-- DOCUMENT start --
Aloha, from somewhere over the Pacific. As I prepare to re-enter the contiguous 48 for the second time this month, I can finally begin to see the light at the end of a particularly nasty tunnel of production – one that has succeeded in kicking my butt harder and more consistently than any of its predecessors. Not that I’m complaining, but this last week in Hawaii has confirmed once again that hard work and paradise seem perfectly willing to share the same lanai.
The boys and I had a jolly time washing windows and making tofu on the main island, along with some misadventures on Kauai later in the week. All good stories, but the one to look for is the window-washing escapade. Without a doubt, the most gut-wrenching high wire act we’ve so far attempted. The men and women who clean the windows at One Waterfront Place on Oahu have no apparent fear of heights, and we were hard-pressed to keep up. It was a combination of the Mackinac Bridge segment and tar rigging on the Star of India. Only this time, I was in a bosons chair for nearly five hours, swinging wildly over Honolulu Harbor with a squeegee, a bucket of suds, and a camera strapped to my head. Crazy. I left it cleaner than I found it, but my underpants are a disaster. Kudos to all concerned, especially Troy and Jones, who went far, far above and beyond the call. The footage is amazing.
-- DOCUMENT end --
-- DATA ENTRIES start --
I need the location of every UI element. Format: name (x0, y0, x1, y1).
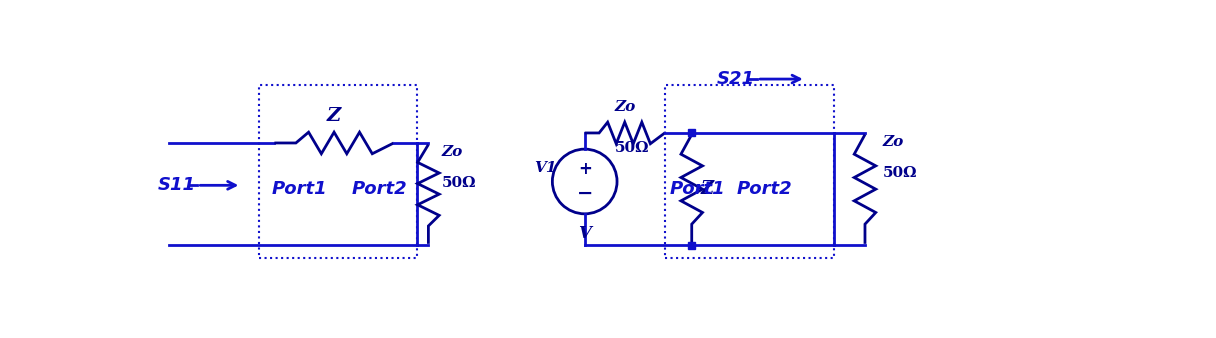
Text: Port2: Port2 (737, 180, 792, 198)
Text: Port2: Port2 (351, 180, 407, 198)
Text: Port1: Port1 (272, 180, 327, 198)
Text: +: + (578, 160, 592, 178)
Text: −: − (576, 184, 593, 203)
Bar (688, 242, 696, 249)
Text: Zo: Zo (614, 100, 636, 115)
Text: Port1: Port1 (669, 180, 725, 198)
Text: Z: Z (700, 180, 714, 198)
Text: S11: S11 (158, 176, 196, 194)
Text: 50Ω: 50Ω (441, 176, 475, 190)
Text: Zo: Zo (883, 135, 903, 149)
Text: Zo: Zo (441, 145, 463, 159)
Text: S21: S21 (717, 70, 755, 88)
Text: 50Ω: 50Ω (615, 141, 649, 155)
Text: 50Ω: 50Ω (883, 166, 917, 180)
Text: Z: Z (327, 107, 340, 125)
Text: V1: V1 (535, 161, 557, 175)
Bar (688, 129, 696, 137)
Text: V: V (579, 225, 591, 242)
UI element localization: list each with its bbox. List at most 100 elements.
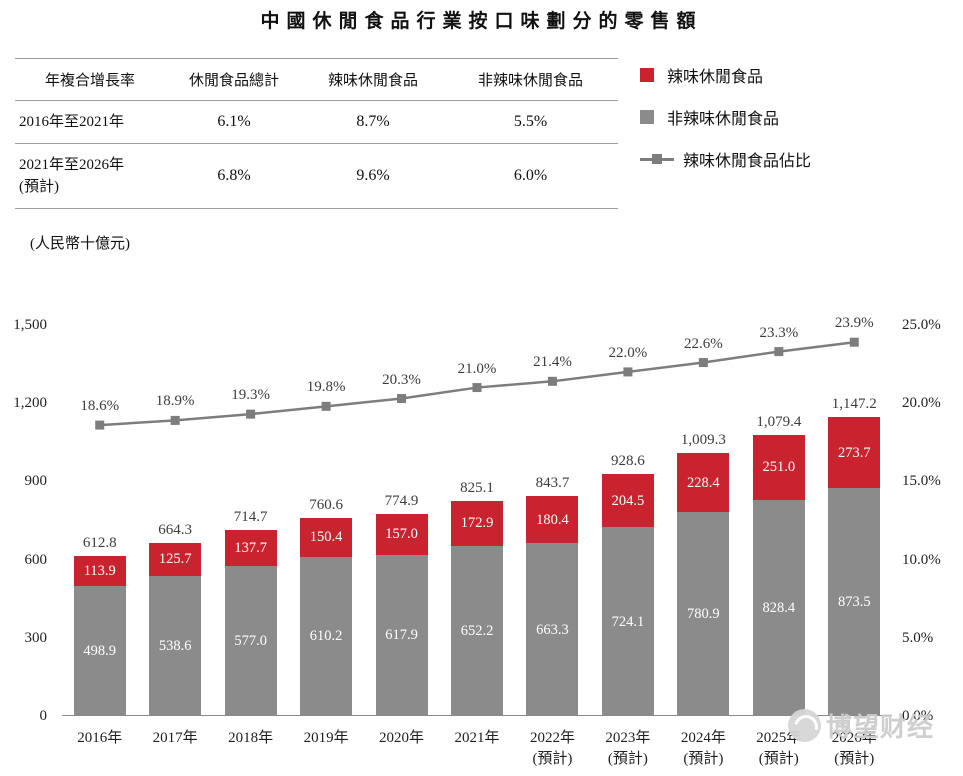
bar-value-spicy: 172.9 — [460, 515, 494, 532]
bar-segment-spicy — [677, 452, 730, 513]
table-row: 2016年至2021年 6.1% 8.7% 5.5% — [15, 101, 618, 144]
bar-value-spicy: 113.9 — [83, 563, 116, 580]
bar-total-label: 843.7 — [535, 475, 570, 492]
x-axis-label: 2018年 — [228, 730, 274, 746]
line-marker — [246, 409, 256, 419]
line-point-label: 23.9% — [834, 315, 874, 332]
line-marker — [698, 358, 708, 368]
x-axis-label: 2023年 (預計) — [605, 730, 651, 767]
bar-segment-nonspicy — [526, 543, 579, 716]
bar-segment-spicy — [752, 434, 805, 501]
bar-value-spicy: 180.4 — [536, 511, 569, 528]
x-axis-label: 2019年 — [303, 730, 349, 746]
right-axis-tick: 5.0% — [902, 629, 934, 646]
watermark: 博望财经 — [788, 707, 934, 744]
table-cell-value: 6.1% — [217, 113, 251, 130]
table-header-spicy: 辣味休閒食品 — [327, 73, 418, 89]
unit-label: (人民幣十億元) — [30, 236, 130, 252]
x-axis-label: 2017年 — [152, 730, 198, 746]
bar-segment-nonspicy — [375, 554, 428, 716]
left-axis-tick: 1,200 — [13, 395, 47, 412]
table-header-cagr: 年複合增長率 — [44, 73, 135, 89]
nonspicy-swatch-icon — [640, 110, 654, 124]
bar-segment-spicy — [224, 529, 277, 566]
right-axis-tick: 15.0% — [902, 473, 941, 490]
legend-item-share-line: 辣味休閒食品佔比 — [640, 148, 811, 170]
bar-segment-spicy — [375, 514, 428, 555]
bar-total-label: 612.8 — [82, 535, 117, 552]
bar-segment-nonspicy — [752, 500, 805, 716]
bar-value-nonspicy: 610.2 — [309, 628, 343, 645]
bar-segment-spicy — [149, 542, 202, 576]
bar-segment-nonspicy — [149, 575, 202, 716]
legend-item-spicy: 辣味休閒食品 — [640, 64, 811, 86]
cagr-table: 年複合增長率 休閒食品總計 辣味休閒食品 非辣味休閒食品 2016年至2021年… — [15, 58, 618, 209]
bar-segment-nonspicy — [601, 527, 654, 716]
table-cell-period: 2021年至2026年 (預計) — [19, 157, 125, 195]
bar-total-label: 664.3 — [158, 521, 193, 538]
bar-value-nonspicy: 663.3 — [536, 621, 569, 638]
bar-value-nonspicy: 538.6 — [158, 637, 192, 654]
bar-total-label: 1,079.4 — [756, 413, 802, 430]
left-axis-tick: 900 — [24, 473, 48, 490]
line-swatch-marker — [652, 154, 662, 164]
table-cell-value: 5.5% — [513, 113, 548, 130]
spicy-swatch-icon — [640, 68, 654, 82]
line-marker — [849, 337, 859, 347]
line-marker — [774, 347, 784, 357]
bar-value-nonspicy: 873.5 — [837, 594, 871, 611]
page-title: 中國休閒食品行業按口味劃分的零售額 — [260, 11, 703, 32]
bar-value-nonspicy: 498.9 — [83, 642, 117, 659]
right-axis-tick: 20.0% — [902, 395, 941, 412]
line-marker — [170, 415, 180, 425]
bar-value-spicy: 157.0 — [385, 526, 418, 543]
table-header-nonspicy: 非辣味休閒食品 — [477, 73, 583, 89]
bar-total-label: 1,009.3 — [680, 431, 726, 448]
legend-label: 辣味休閒食品 — [667, 69, 764, 86]
bar-value-nonspicy: 617.9 — [385, 627, 418, 644]
x-axis-label: 2020年 — [379, 730, 425, 746]
line-marker — [397, 394, 407, 404]
bar-value-spicy: 137.7 — [234, 539, 267, 556]
x-axis-label: 2022年 (預計) — [529, 730, 575, 767]
x-axis-label: 2016年 — [77, 730, 123, 746]
watermark-text: 博望财经 — [826, 712, 935, 742]
bar-total-label: 825.1 — [460, 479, 494, 496]
table-cell-period: 2016年至2021年 — [19, 114, 125, 130]
bar-segment-nonspicy — [300, 556, 353, 716]
left-axis-tick: 1,500 — [13, 317, 47, 333]
bar-total-label: 760.6 — [309, 496, 343, 513]
right-axis-tick: 25.0% — [902, 317, 941, 333]
bar-segment-spicy — [601, 473, 654, 528]
bar-value-nonspicy: 652.2 — [460, 622, 494, 639]
bar-total-label: 1,147.2 — [831, 395, 877, 412]
table-header-row: 年複合增長率 休閒食品總計 辣味休閒食品 非辣味休閒食品 — [15, 58, 618, 101]
x-axis-label: 2021年 — [454, 730, 500, 746]
bar-value-spicy: 273.7 — [837, 444, 871, 461]
table-cell-value: 8.7% — [356, 113, 390, 130]
bar-value-spicy: 150.4 — [309, 529, 343, 546]
bar-value-nonspicy: 724.1 — [611, 613, 645, 630]
line-marker-icon — [640, 152, 674, 166]
bar-value-spicy: 204.5 — [611, 492, 645, 509]
line-marker — [472, 383, 482, 393]
bar-segment-spicy — [451, 500, 503, 546]
bar-value-nonspicy: 828.4 — [762, 600, 796, 617]
bar-segment-spicy — [73, 556, 126, 586]
bar-segment-spicy — [828, 416, 881, 489]
table-row: 2021年至2026年 (預計) 6.8% 9.6% 6.0% — [15, 144, 618, 209]
legend-label: 非辣味休閒食品 — [667, 111, 780, 128]
line-marker — [321, 401, 331, 411]
left-axis: 0 300 600 900 1,200 1,500 — [0, 317, 48, 724]
bar-total-label: 928.6 — [611, 452, 645, 469]
bar-segment-nonspicy — [451, 545, 503, 716]
bar-value-nonspicy: 577.0 — [234, 632, 267, 649]
line-point-label: 23.3% — [759, 324, 799, 341]
plot-area: 498.9 113.9 612.8 18.6% 538.6 125.7 664.3 18.9%… — [62, 315, 892, 716]
bar-segment-nonspicy — [73, 585, 126, 716]
table-cell-value: 9.6% — [356, 167, 390, 184]
line-marker — [623, 367, 633, 377]
bar-total-label: 714.7 — [233, 508, 268, 525]
bar-value-nonspicy: 780.9 — [687, 606, 720, 623]
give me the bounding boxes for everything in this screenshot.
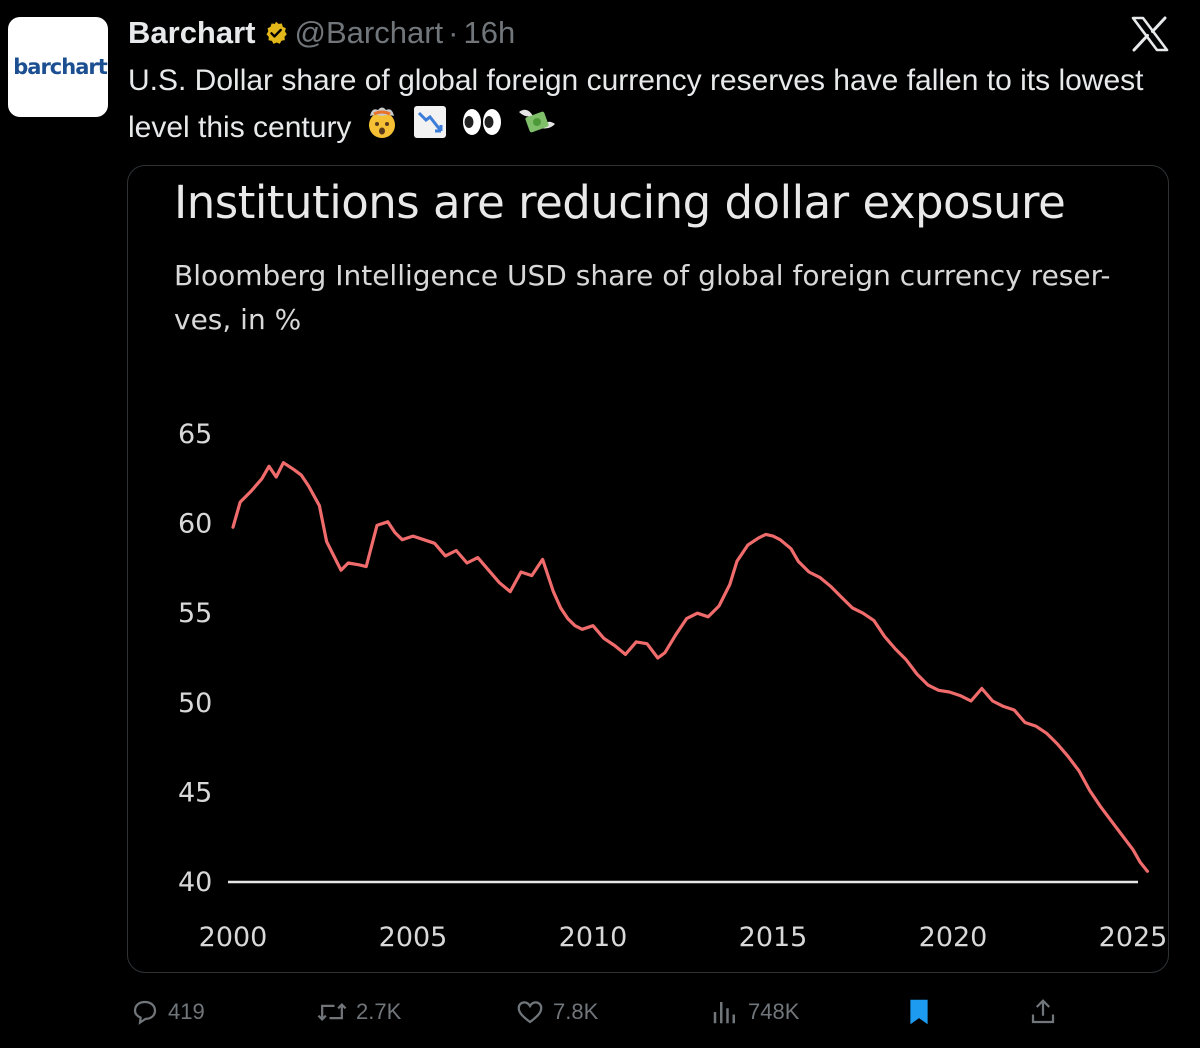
share-icon — [1031, 999, 1055, 1024]
chart-subtitle: Bloomberg Intelligence USD share of glob… — [174, 259, 1111, 336]
eyes-icon — [460, 104, 504, 154]
action-bar: 419 2.7K 7.8K 748K — [0, 990, 1200, 1034]
handle[interactable]: @Barchart — [294, 15, 444, 50]
tweet-body: U.S. Dollar share of global foreign curr… — [128, 64, 1144, 144]
y-tick-label: 40 — [178, 867, 212, 898]
tweet-text: U.S. Dollar share of global foreign curr… — [128, 58, 1148, 154]
bookmark-icon — [910, 999, 928, 1025]
views-icon — [713, 1002, 735, 1024]
separator-dot: · — [448, 15, 459, 50]
money-with-wings-icon — [517, 104, 557, 154]
views-button[interactable]: 748K — [710, 990, 799, 1034]
display-name[interactable]: Barchart — [128, 15, 256, 50]
y-tick-label: 50 — [178, 688, 212, 719]
x-tick-label: 2020 — [919, 922, 988, 953]
avatar[interactable]: barchart — [8, 17, 108, 117]
y-tick-label: 65 — [178, 419, 212, 450]
x-logo-icon[interactable] — [1130, 16, 1170, 52]
retweet-icon — [317, 1003, 347, 1021]
x-tick-label: 2005 — [379, 922, 448, 953]
chart-title: Institutions are reducing dollar exposur… — [174, 176, 1066, 229]
reply-count: 419 — [168, 999, 205, 1024]
avatar-logo-text: barchart — [13, 55, 108, 79]
heart-icon — [517, 1001, 543, 1024]
retweet-count: 2.7K — [356, 999, 402, 1024]
reply-icon — [133, 1000, 157, 1025]
y-tick-label: 60 — [178, 509, 212, 540]
verified-badge-icon[interactable] — [263, 20, 289, 46]
timestamp[interactable]: 16h — [463, 15, 516, 50]
line-chart: 40 45 50 55 60 65 2000 2005 2010 2015 2020 2025 — [178, 419, 1168, 953]
y-tick-label: 55 — [178, 598, 212, 629]
x-tick-label: 2015 — [739, 922, 808, 953]
chart-card[interactable]: Institutions are reducing dollar exposur… — [127, 165, 1169, 973]
like-count: 7.8K — [553, 999, 599, 1024]
bookmark-button[interactable] — [904, 990, 942, 1034]
reply-button[interactable]: 419 — [130, 990, 205, 1034]
x-tick-label: 2000 — [199, 922, 268, 953]
retweet-button[interactable]: 2.7K — [316, 990, 401, 1034]
usd-share-series-line — [231, 461, 1149, 873]
tweet-header: Barchart @Barchart · 16h — [128, 14, 515, 52]
x-tick-label: 2025 — [1099, 922, 1168, 953]
like-button[interactable]: 7.8K — [515, 990, 598, 1034]
share-button[interactable] — [1028, 990, 1066, 1034]
x-tick-label: 2010 — [559, 922, 628, 953]
views-count: 748K — [748, 999, 800, 1024]
chart-decreasing-icon — [412, 104, 448, 154]
y-tick-label: 45 — [178, 777, 212, 808]
exploding-head-icon — [364, 104, 400, 154]
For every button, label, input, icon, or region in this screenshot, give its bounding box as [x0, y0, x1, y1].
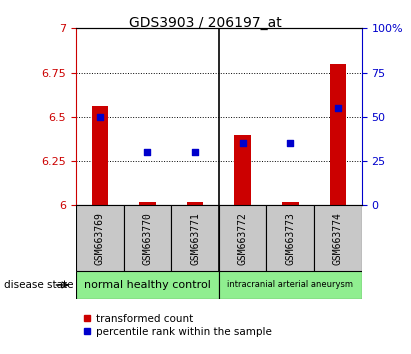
Text: GSM663773: GSM663773 [285, 212, 295, 264]
Text: GSM663771: GSM663771 [190, 212, 200, 264]
Point [335, 105, 341, 111]
Text: intracranial arterial aneurysm: intracranial arterial aneurysm [227, 280, 353, 290]
Text: GSM663770: GSM663770 [143, 212, 152, 264]
Point [287, 141, 293, 146]
Bar [124, 205, 171, 271]
Bar [234, 135, 251, 205]
Bar [76, 205, 124, 271]
Legend: transformed count, percentile rank within the sample: transformed count, percentile rank withi… [79, 310, 276, 341]
Bar [266, 205, 314, 271]
Bar [219, 205, 266, 271]
Point [192, 149, 199, 155]
Point [239, 141, 246, 146]
Text: GDS3903 / 206197_at: GDS3903 / 206197_at [129, 16, 282, 30]
Text: normal healthy control: normal healthy control [84, 280, 211, 290]
Text: disease state: disease state [4, 280, 74, 290]
Point [97, 114, 103, 120]
Bar [330, 64, 346, 205]
Bar [187, 202, 203, 205]
Bar [314, 205, 362, 271]
Bar [76, 271, 219, 299]
Bar [219, 271, 362, 299]
Text: GSM663774: GSM663774 [333, 212, 343, 264]
Bar [92, 106, 108, 205]
Bar [171, 205, 219, 271]
Text: GSM663769: GSM663769 [95, 212, 105, 264]
Text: GSM663772: GSM663772 [238, 212, 248, 264]
Point [144, 149, 151, 155]
Bar [282, 202, 299, 205]
Bar [139, 202, 156, 205]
-- DATA ENTRIES end --
▸ **JOBS**
1. According to the Hawaii trip post, how long was the writer swinging over Honolulu Harbor?
2. Write the next part of the Hawaii trip post, picking up right after its final sentence.
The entries placed between the Hawaii trip post and this note come from a different source.

▸ **THE REPLIES**
1. Nearly five hours.

2.
But I digress. My purpose in checking in from 37,000 feet is to announce another step forward in our continued trajectory toward a useful and practical website, and to thank you all for making it possible. It’s hard to believe that it’s been nearly a year since I first mouthed off in my dining room about the changing definition of a “good job,” but calendars don’t lie, and neither does video. (If you ever want to make sure you do something you believe is worth doing, make a video of yourself promising to do the thing in question, and post it on a web site. Trust me, it’s a great motivator.)
Now, as we approach another Labor Day, I’m pleased to report that things are progressing pretty much the way I hoped. Thanks to a lot of hard work from some good friends and loyal partners, we continue to fumble forward in the right direction, and I’m really proud of what’s been accomplished so far. I hope you are too.
The latest improvements and changes to the site are fairly self-evident…poke around and let us know what you think. But remember, the work is never finished, and even though we’ve been referring to this day as the “hard launch,” I must confess that I’m not entirely sure what that means. mrW will continue to evolve, and many more changes are on the horizon.
As we move forward, please know that the moderators have my complete confidence, as well as a mandate to keep this site consistent with its larger mission. In other words, my once firm belief that people should be allowed to post pretty much whatever they wish has gone out the window. I want this site to be accessible in public schools and libraries, and taken seriously by educators, parents, and trades people. Right now, certain types and levels of conversation have made that a challenge. That can’t happen anymore, and the moderators have been instructed to do whatever they deem necessary to keep things civil and cogent. The first amendment, like safety, is important, but not always first.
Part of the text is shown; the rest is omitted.